◆ WORK TO DO ◆
Compile every line that includes the word "دستکش".

-------- RECORDS FOR THE TASK

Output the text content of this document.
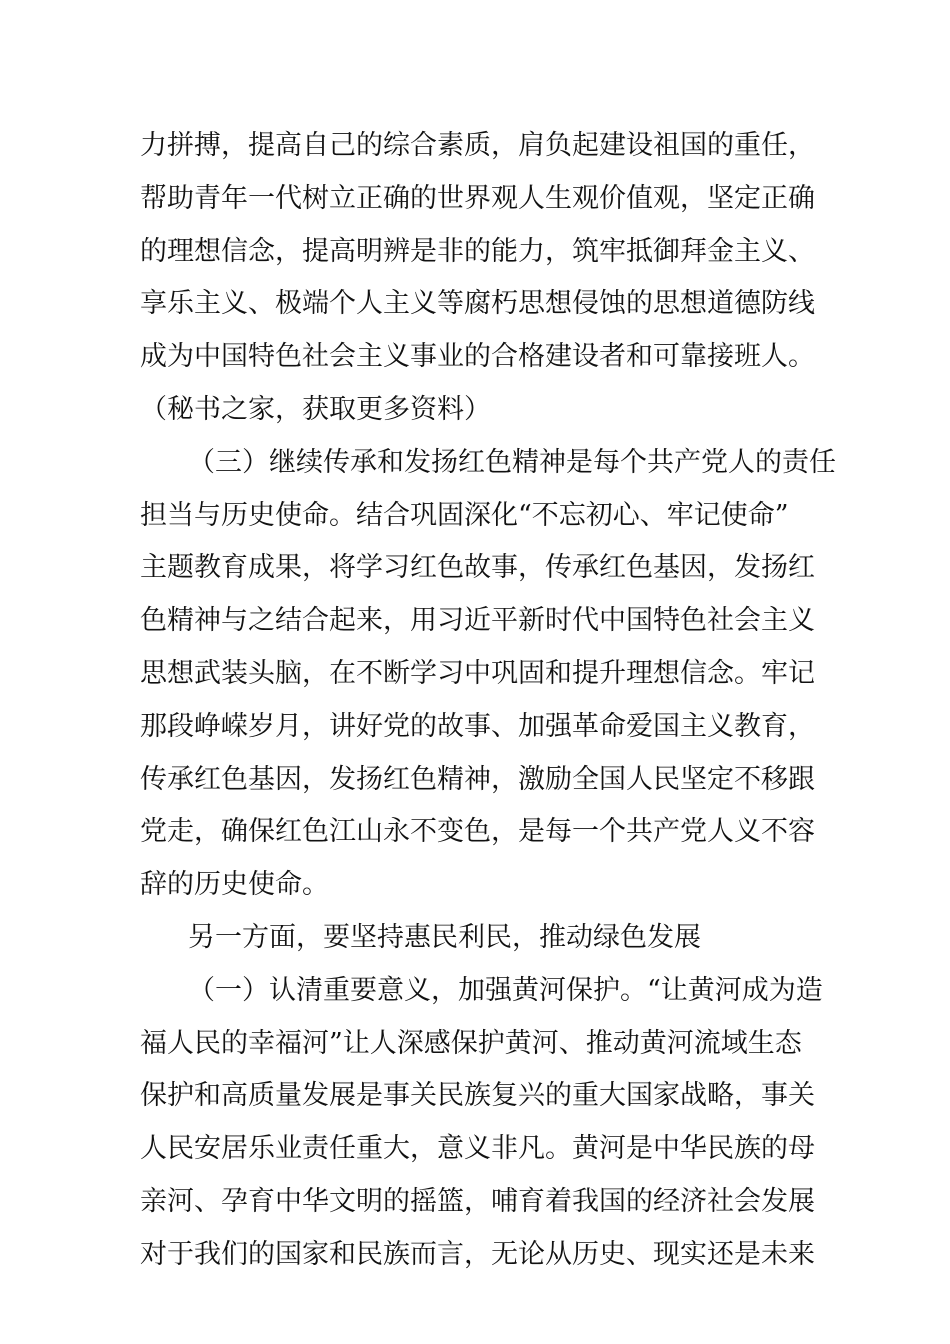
力拼搏，提高自己的综合素质，肩负起建设祖国的重任，
帮助青年一代树立正确的世界观人生观价值观，坚定正确
的理想信念，提高明辨是非的能力，筑牢抵御拜金主义、
享乐主义、极端个人主义等腐朽思想侵蚀的思想道德防线
成为中国特色社会主义事业的合格建设者和可靠接班人。
（秘书之家，获取更多资料）
（三）继续传承和发扬红色精神是每个共产党人的责任
担当与历史使命。结合巩固深化“不忘初心、牢记使命”
主题教育成果，将学习红色故事，传承红色基因，发扬红
色精神与之结合起来，用习近平新时代中国特色社会主义
思想武装头脑，在不断学习中巩固和提升理想信念。牢记
那段峥嵘岁月，讲好党的故事、加强革命爱国主义教育，
传承红色基因，发扬红色精神，激励全国人民坚定不移跟
党走，确保红色江山永不变色，是每一个共产党人义不容
辞的历史使命。
另一方面，要坚持惠民利民，推动绿色发展
（一）认清重要意义，加强黄河保护。“让黄河成为造
福人民的幸福河”让人深感保护黄河、推动黄河流域生态
保护和高质量发展是事关民族复兴的重大国家战略，事关
人民安居乐业责任重大，意义非凡。黄河是中华民族的母
亲河、孕育中华文明的摇篮，哺育着我国的经济社会发展
对于我们的国家和民族而言，无论从历史、现实还是未来
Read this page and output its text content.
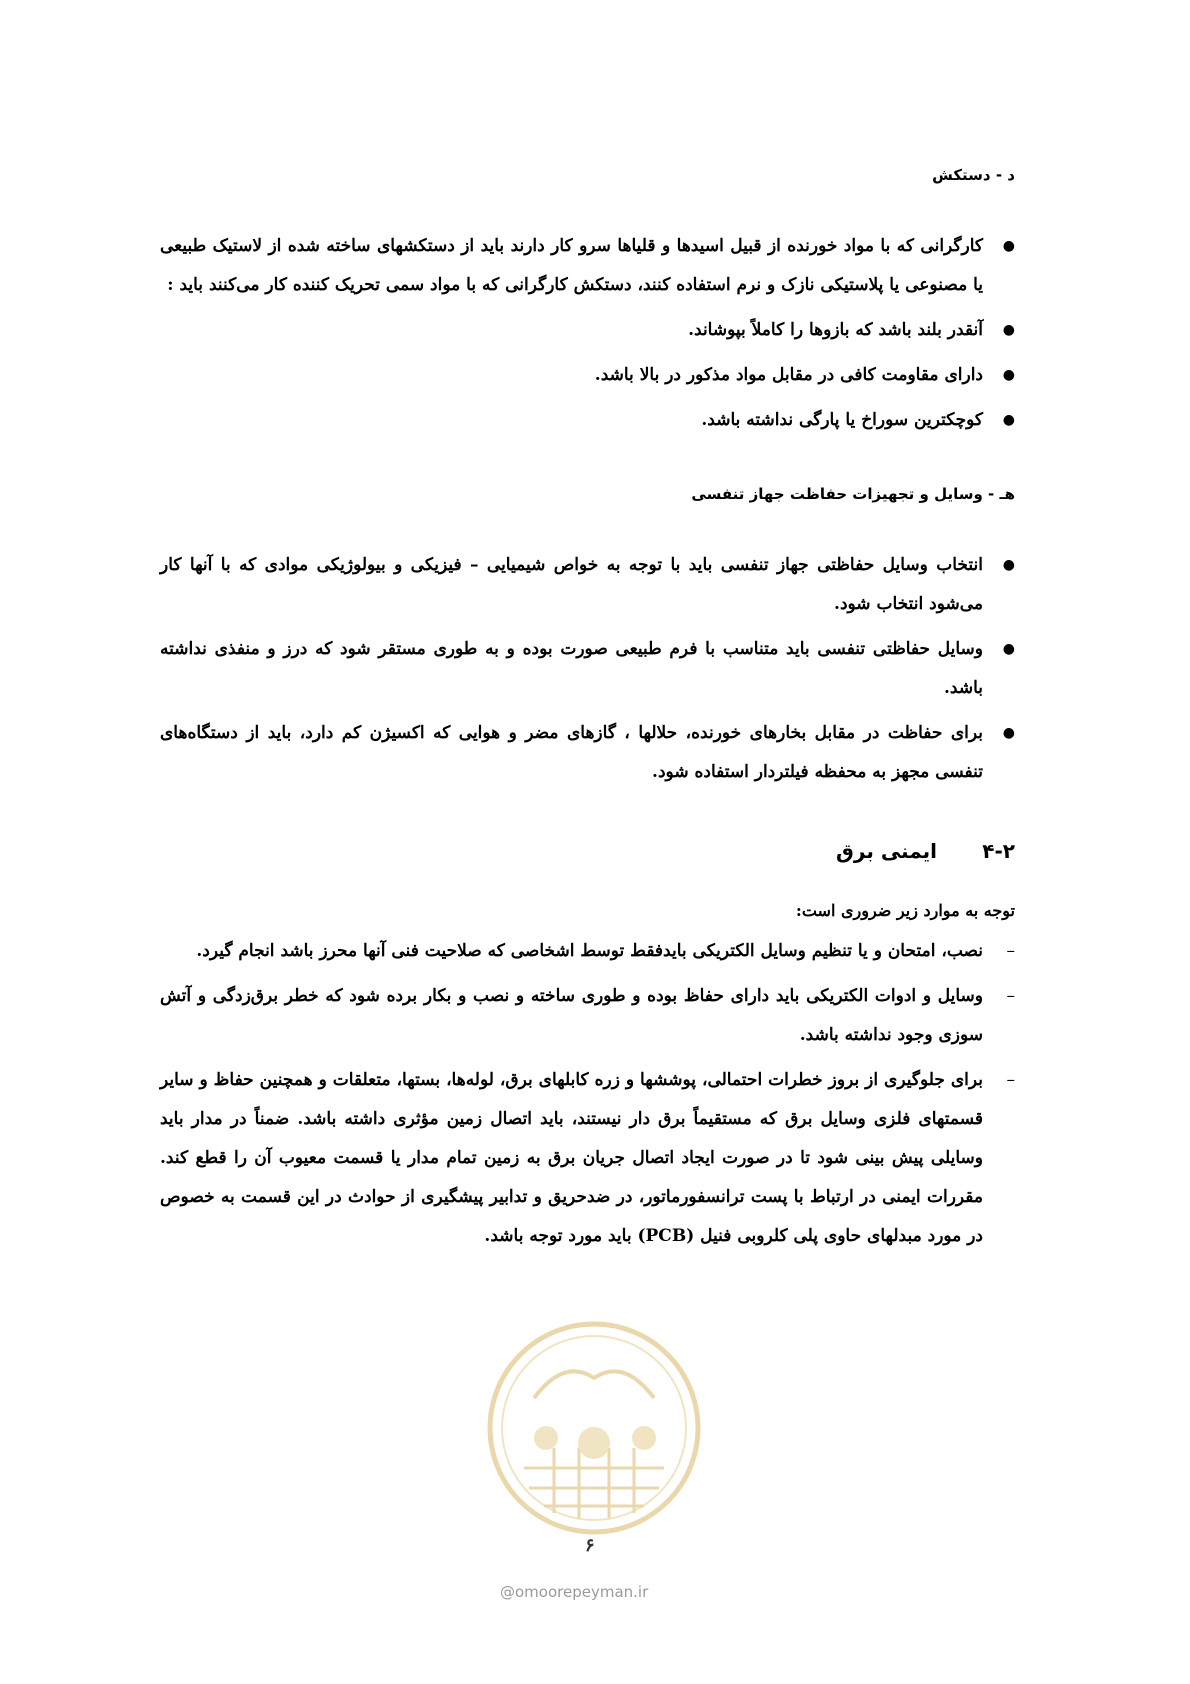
د - دستکش
●
کارگرانی که با مواد خورنده از قبیل اسیدها و قلیاها سرو کار دارند باید از دستکشهای ساخته شده از لاستیک طبیعی یا مصنوعی یا پلاستیکی نازک و نرم استفاده کنند، دستکش کارگرانی که با مواد سمی تحریک کننده کار می‌کنند باید :
●
آنقدر بلند باشد که بازوها را کاملاً بپوشاند.
●
دارای مقاومت کافی در مقابل مواد مذکور در بالا باشد.
●
کوچکترین سوراخ یا پارگی نداشته باشد.
هـ - وسایل و تجهیزات حفاظت جهاز تنفسی
●
انتخاب وسایل حفاظتی جهاز تنفسی باید با توجه به خواص شیمیایی – فیزیکی و بیولوژیکی موادی که با آنها کار می‌شود انتخاب شود.
●
وسایل حفاظتی تنفسی باید متناسب با فرم طبیعی صورت بوده و به طوری مستقر شود که درز و منفذی نداشته باشد.
●
برای حفاظت در مقابل بخارهای خورنده، حلالها ، گازهای مضر و هوایی که اکسیژن کم دارد، باید از دستگاه‌های تنفسی مجهز به محفظه فیلتردار استفاده شود.
۴-۲
ایمنی برق
توجه به موارد زیر ضروری است:
–
نصب، امتحان و یا تنظیم وسایل الکتریکی بایدفقط توسط اشخاصی که صلاحیت فنی آنها محرز باشد انجام گیرد.
–
وسایل و ادوات الکتریکی باید دارای حفاظ بوده و طوری ساخته و نصب و بکار برده شود که خطر برق‌زدگی و آتش سوزی وجود نداشته باشد.
–
برای جلوگیری از بروز خطرات احتمالی، پوششها و زره کابلهای برق، لوله‌ها، بستها، متعلقات و همچنین حفاظ و سایر قسمتهای فلزی وسایل برق که مستقیماً برق دار نیستند، باید اتصال زمین مؤثری داشته باشد. ضمناً در مدار باید وسایلی پیش بینی شود تا در صورت ایجاد اتصال جریان برق به زمین تمام مدار یا قسمت معیوب آن را قطع کند. مقررات ایمنی در ارتباط با پست ترانسفورماتور، در ضدحریق و تدابیر پیشگیری از حوادث در این قسمت به خصوص در مورد مبدلهای حاوی پلی کلروبی فنیل (PCB) باید مورد توجه باشد.
۶
@omoorepeyman.ir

----------------

◆ ANSWER TO THE TASK ◆
د - دستکش
کارگرانی که با مواد خورنده از قبیل اسیدها و قلیاها سرو کار دارند باید از دستکشهای ساخته شده از لاستیک طبیعی یا مصنوعی یا پلاستیکی نازک و نرم استفاده کنند، دستکش کارگرانی که با مواد سمی تحریک کننده کار می‌کنند باید :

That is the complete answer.